**Source records:**
----------

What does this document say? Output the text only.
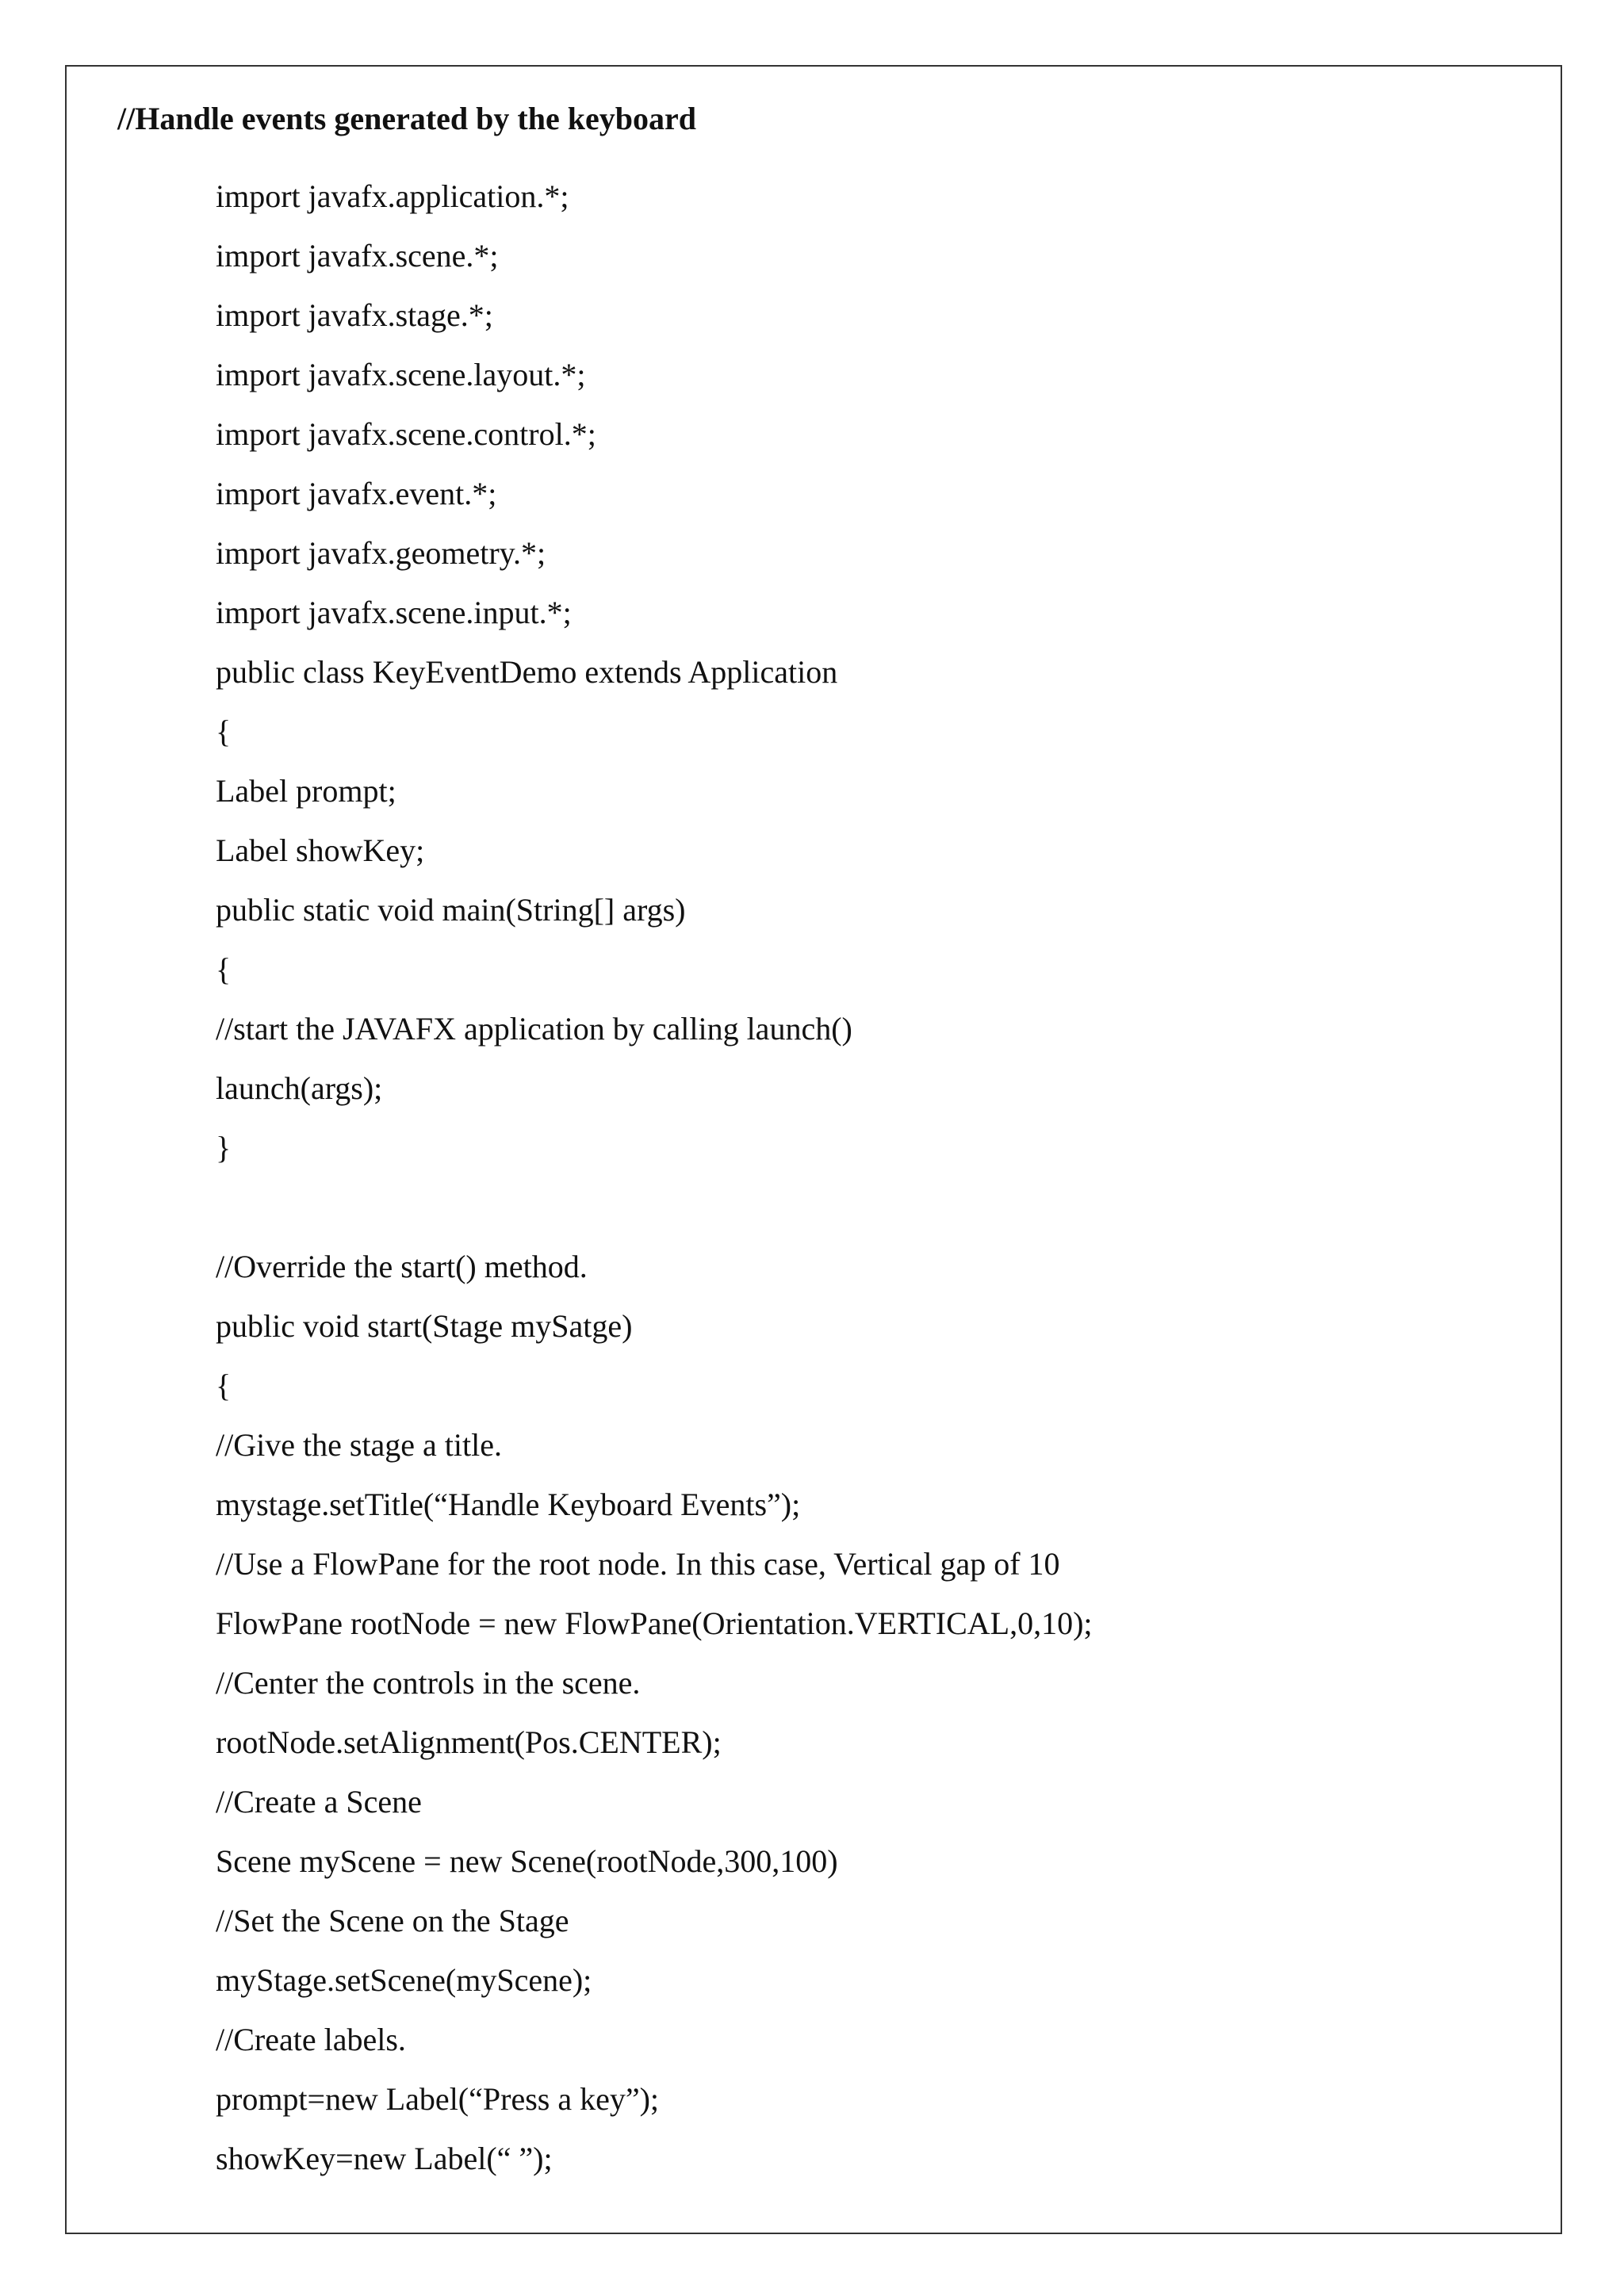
//Handle events generated by the keyboard
import javafx.application.*;
import javafx.scene.*;
import javafx.stage.*;
import javafx.scene.layout.*;
import javafx.scene.control.*;
import javafx.event.*;
import javafx.geometry.*;
import javafx.scene.input.*;
public class KeyEventDemo extends Application
{
Label prompt;
Label showKey;
public static void main(String[] args)
{
//start the JAVAFX application by calling launch()
launch(args);
}
//Override the start() method.
public void start(Stage mySatge)
{
//Give the stage a title.
mystage.setTitle(“Handle Keyboard Events”);
//Use a FlowPane for the root node. In this case, Vertical gap of 10
FlowPane rootNode = new FlowPane(Orientation.VERTICAL,0,10);
//Center the controls in the scene.
rootNode.setAlignment(Pos.CENTER);
//Create a Scene
Scene myScene = new Scene(rootNode,300,100)
//Set the Scene on the Stage
myStage.setScene(myScene);
//Create labels.
prompt=new Label(“Press a key”);
showKey=new Label(“ ”);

----------

**Task objective:** Leave out the pictures and output every record above precisely as given.

**Solution to this task:**
What does this document say? Output the text only.
//Handle events generated by the keyboard
import javafx.application.*;
import javafx.scene.*;
import javafx.stage.*;
import javafx.scene.layout.*;
import javafx.scene.control.*;
import javafx.event.*;
import javafx.geometry.*;
import javafx.scene.input.*;
public class KeyEventDemo extends Application
{
Label prompt;
Label showKey;
public static void main(String[] args)
{
//start the JAVAFX application by calling launch()
launch(args);
}
//Override the start() method.
public void start(Stage mySatge)
{
//Give the stage a title.
mystage.setTitle(“Handle Keyboard Events”);
//Use a FlowPane for the root node. In this case, Vertical gap of 10
FlowPane rootNode = new FlowPane(Orientation.VERTICAL,0,10);
//Center the controls in the scene.
rootNode.setAlignment(Pos.CENTER);
//Create a Scene
Scene myScene = new Scene(rootNode,300,100)
//Set the Scene on the Stage
myStage.setScene(myScene);
//Create labels.
prompt=new Label(“Press a key”);
showKey=new Label(“ ”);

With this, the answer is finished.